— START OF ITEMS —
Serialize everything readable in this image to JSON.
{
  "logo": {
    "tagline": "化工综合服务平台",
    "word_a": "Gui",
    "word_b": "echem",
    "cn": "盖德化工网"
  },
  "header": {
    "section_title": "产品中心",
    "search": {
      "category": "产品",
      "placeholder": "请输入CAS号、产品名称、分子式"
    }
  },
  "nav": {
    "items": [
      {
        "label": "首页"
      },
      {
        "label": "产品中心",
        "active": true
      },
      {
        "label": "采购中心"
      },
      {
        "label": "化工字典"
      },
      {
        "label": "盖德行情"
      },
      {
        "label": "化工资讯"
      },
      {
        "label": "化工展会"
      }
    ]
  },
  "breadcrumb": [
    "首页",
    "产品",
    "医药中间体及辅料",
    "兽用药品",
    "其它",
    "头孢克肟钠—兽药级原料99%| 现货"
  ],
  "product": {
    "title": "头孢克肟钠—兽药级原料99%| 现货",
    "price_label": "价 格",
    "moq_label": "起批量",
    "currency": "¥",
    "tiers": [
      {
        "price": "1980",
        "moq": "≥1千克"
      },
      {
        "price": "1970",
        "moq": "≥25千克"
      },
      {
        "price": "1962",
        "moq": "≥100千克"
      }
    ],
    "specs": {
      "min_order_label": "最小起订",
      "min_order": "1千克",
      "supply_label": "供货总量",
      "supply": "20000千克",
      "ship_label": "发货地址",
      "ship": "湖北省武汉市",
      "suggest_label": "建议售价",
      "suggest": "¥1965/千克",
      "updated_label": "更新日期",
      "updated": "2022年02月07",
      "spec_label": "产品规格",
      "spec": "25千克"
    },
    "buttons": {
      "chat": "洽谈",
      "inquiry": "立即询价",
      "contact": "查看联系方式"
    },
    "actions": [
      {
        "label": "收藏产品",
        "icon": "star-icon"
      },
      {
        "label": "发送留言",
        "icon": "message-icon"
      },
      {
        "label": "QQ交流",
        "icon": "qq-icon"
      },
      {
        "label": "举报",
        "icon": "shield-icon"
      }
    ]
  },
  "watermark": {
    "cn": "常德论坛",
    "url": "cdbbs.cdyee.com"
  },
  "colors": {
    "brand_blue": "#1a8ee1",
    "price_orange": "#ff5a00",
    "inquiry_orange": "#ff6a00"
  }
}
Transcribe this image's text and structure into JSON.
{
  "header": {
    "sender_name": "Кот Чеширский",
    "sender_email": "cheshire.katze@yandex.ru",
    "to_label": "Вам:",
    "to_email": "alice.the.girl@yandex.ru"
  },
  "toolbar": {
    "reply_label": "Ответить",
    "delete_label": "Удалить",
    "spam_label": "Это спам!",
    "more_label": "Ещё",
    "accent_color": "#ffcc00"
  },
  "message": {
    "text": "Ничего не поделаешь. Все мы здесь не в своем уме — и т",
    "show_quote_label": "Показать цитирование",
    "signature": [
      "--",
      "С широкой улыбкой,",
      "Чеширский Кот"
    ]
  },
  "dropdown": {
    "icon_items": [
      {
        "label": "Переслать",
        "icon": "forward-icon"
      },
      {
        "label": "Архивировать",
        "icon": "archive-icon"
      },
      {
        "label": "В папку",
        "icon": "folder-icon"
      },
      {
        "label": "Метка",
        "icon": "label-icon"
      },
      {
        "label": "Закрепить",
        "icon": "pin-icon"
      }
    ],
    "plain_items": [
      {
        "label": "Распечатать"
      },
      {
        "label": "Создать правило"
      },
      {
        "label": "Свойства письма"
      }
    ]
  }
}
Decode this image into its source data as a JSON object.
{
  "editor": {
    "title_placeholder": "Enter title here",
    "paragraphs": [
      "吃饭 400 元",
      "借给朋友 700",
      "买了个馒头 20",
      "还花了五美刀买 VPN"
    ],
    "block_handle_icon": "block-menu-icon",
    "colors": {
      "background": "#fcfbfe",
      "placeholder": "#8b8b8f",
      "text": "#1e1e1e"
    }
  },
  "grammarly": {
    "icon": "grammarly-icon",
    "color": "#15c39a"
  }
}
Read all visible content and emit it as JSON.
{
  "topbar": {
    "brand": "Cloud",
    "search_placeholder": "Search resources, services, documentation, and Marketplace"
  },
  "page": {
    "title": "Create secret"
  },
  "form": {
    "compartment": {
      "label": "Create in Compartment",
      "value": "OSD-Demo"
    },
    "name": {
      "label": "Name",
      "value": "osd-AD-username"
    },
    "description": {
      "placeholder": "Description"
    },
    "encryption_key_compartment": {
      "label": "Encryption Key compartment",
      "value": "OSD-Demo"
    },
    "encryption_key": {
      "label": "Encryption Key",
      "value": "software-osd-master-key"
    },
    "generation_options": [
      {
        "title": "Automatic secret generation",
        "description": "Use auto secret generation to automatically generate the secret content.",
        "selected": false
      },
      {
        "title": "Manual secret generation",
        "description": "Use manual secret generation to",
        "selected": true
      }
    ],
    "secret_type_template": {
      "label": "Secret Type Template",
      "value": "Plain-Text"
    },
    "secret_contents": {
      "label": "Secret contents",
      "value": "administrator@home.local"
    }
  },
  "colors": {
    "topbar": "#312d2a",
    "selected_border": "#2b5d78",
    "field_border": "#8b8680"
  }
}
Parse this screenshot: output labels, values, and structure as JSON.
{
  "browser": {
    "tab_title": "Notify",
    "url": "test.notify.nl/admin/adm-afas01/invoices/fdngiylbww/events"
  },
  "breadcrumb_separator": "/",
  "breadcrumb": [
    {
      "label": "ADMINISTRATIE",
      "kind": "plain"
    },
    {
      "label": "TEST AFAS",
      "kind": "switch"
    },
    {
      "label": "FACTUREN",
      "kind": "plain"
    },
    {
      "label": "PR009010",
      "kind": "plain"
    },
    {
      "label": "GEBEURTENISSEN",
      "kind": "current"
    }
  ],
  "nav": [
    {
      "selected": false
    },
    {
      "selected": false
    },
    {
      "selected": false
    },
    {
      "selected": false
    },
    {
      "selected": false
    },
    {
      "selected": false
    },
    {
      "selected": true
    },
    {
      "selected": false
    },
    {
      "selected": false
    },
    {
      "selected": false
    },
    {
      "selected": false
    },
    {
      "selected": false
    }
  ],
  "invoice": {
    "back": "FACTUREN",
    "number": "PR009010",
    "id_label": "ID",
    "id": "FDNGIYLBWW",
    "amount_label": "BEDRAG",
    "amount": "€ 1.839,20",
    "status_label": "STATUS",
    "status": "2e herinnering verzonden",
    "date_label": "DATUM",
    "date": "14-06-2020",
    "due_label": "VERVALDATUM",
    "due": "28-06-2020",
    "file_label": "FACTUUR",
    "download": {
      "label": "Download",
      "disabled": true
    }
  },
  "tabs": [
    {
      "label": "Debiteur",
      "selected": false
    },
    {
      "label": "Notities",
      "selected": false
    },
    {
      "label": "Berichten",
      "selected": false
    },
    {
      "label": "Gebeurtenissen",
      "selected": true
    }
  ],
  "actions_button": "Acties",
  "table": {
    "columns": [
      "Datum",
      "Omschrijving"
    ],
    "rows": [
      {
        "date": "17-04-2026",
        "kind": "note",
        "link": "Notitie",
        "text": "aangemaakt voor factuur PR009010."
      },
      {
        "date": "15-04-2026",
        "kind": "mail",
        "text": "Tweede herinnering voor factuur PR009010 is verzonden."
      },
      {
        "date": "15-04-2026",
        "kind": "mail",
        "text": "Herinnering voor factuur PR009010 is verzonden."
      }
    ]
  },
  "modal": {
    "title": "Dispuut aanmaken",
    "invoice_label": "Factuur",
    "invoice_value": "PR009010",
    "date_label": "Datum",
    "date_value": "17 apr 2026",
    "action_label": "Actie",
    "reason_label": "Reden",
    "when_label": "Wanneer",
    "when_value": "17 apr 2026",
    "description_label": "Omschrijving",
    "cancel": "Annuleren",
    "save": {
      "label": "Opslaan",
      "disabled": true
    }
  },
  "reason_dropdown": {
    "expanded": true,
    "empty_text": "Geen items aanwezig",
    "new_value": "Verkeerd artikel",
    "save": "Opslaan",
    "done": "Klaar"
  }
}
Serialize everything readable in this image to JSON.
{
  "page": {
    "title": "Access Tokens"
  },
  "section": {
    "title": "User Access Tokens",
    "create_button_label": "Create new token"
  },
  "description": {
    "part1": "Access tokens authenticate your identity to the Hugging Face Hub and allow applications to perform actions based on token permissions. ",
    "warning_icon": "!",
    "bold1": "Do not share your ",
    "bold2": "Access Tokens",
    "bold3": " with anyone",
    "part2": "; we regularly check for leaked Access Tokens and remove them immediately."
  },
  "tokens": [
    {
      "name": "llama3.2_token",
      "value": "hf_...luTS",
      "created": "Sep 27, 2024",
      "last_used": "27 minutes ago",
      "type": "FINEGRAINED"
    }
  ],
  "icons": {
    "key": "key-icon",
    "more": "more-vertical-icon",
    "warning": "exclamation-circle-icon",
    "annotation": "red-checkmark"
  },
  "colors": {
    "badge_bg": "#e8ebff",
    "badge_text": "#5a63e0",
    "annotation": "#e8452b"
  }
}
— END OF ITEMS —
From the entries above, return each line with the word "Чеширский" in it.

REPLY:
    "sender_name": "Кот Чеширский",
      "Чеширский Кот"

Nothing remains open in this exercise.